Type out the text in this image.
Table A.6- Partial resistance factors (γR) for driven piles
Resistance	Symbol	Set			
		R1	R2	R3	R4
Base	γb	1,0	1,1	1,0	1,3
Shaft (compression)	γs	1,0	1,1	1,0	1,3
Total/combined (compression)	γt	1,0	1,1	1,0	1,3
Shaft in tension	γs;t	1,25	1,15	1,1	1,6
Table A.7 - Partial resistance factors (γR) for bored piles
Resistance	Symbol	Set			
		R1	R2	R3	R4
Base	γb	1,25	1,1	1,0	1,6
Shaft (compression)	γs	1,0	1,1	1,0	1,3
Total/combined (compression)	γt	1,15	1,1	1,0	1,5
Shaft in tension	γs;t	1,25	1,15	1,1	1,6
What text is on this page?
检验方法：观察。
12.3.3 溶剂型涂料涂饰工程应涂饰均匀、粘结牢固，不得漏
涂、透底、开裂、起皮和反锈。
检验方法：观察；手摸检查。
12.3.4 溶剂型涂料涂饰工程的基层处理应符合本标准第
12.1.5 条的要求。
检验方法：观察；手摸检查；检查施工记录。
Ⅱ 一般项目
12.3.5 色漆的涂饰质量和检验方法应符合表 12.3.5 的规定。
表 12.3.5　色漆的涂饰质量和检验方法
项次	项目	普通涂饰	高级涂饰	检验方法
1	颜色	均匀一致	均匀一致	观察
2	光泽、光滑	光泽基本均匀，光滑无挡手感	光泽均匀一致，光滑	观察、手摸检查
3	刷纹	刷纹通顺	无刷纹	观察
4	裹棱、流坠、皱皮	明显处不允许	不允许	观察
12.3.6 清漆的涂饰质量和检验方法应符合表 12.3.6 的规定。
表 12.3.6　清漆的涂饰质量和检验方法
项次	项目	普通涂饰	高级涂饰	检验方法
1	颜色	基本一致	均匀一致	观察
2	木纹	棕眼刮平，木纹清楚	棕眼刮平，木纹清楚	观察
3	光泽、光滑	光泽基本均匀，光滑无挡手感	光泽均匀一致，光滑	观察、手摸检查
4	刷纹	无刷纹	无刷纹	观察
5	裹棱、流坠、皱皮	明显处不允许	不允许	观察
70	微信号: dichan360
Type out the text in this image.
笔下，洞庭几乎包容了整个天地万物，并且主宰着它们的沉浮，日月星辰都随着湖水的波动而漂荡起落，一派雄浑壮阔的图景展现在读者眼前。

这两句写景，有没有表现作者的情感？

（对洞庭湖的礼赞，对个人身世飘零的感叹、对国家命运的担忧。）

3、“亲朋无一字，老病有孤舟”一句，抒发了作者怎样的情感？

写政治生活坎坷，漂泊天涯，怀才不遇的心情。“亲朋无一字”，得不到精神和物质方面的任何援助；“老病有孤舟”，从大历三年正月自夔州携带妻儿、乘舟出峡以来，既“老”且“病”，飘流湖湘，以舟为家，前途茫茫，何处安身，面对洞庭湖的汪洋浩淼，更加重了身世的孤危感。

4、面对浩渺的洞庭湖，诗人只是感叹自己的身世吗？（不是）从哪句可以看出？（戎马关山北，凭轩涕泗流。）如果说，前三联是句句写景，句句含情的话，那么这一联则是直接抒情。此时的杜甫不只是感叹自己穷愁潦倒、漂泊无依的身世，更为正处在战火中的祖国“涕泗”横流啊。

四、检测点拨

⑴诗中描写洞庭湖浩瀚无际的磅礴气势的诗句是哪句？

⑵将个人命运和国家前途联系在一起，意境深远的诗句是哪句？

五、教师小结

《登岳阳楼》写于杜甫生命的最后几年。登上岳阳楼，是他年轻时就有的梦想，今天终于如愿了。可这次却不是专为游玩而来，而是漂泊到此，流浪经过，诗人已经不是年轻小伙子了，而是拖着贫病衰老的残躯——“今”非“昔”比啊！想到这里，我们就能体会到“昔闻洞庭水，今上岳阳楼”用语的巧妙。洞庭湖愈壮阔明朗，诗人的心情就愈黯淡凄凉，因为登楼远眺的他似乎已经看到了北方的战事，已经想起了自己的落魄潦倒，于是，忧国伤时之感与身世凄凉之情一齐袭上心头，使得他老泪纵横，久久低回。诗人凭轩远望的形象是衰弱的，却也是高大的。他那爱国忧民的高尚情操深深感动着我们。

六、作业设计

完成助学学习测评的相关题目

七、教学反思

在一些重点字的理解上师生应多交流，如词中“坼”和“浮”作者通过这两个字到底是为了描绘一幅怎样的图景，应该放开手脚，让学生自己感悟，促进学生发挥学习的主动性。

**The exercise**
Search the records for the word "手摸检查", then list every line that has it.

**Answer in full**
检验方法：观察；手摸检查。
检验方法：观察；手摸检查；检查施工记录。
2	光泽、光滑	光泽基本均匀，光滑无挡手感	光泽均匀一致，光滑	观察、手摸检查
3	光泽、光滑	光泽基本均匀，光滑无挡手感	光泽均匀一致，光滑	观察、手摸检查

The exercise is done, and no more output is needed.